[start AVAILABLE DATA]
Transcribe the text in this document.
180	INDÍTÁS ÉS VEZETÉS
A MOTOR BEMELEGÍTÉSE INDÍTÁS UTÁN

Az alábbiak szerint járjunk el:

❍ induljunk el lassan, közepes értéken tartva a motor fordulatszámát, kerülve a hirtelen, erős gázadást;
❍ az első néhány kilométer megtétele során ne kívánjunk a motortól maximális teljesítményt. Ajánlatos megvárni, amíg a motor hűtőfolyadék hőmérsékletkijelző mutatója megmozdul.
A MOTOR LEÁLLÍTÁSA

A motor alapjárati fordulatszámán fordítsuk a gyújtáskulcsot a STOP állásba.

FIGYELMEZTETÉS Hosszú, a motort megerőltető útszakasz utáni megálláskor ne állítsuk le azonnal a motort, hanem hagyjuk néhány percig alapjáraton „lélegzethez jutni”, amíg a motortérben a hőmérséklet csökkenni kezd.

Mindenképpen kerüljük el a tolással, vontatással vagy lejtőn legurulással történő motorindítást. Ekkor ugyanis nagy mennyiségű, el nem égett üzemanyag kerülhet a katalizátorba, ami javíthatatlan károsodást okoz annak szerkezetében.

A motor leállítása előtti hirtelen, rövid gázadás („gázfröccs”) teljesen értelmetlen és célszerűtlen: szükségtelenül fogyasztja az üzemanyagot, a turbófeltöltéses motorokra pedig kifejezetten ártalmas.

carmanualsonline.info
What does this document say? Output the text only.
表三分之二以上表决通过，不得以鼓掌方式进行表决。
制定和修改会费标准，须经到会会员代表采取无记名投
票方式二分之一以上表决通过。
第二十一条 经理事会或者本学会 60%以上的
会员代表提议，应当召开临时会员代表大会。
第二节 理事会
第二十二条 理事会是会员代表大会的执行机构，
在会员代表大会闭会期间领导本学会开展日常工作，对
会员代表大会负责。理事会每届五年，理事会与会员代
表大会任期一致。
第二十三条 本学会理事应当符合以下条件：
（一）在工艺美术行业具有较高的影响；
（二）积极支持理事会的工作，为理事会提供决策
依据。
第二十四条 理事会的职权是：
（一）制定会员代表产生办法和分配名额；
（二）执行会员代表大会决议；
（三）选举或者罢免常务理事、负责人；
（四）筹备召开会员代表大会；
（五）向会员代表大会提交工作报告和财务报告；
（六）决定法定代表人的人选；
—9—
[end AVAILABLE DATA]
From the listing above, return each line with the word "amíg".

TASK ANSWER ::
❍ az első néhány kilométer megtétele során ne kívánjunk a motortól maximális teljesítményt. Ajánlatos megvárni, amíg a motor hűtőfolyadék hőmérsékletkijelző mutatója megmozdul.
FIGYELMEZTETÉS Hosszú, a motort megerőltető útszakasz utáni megálláskor ne állítsuk le azonnal a motort, hanem hagyjuk néhány percig alapjáraton „lélegzethez jutni”, amíg a motortérben a hőmérséklet csökkenni kezd.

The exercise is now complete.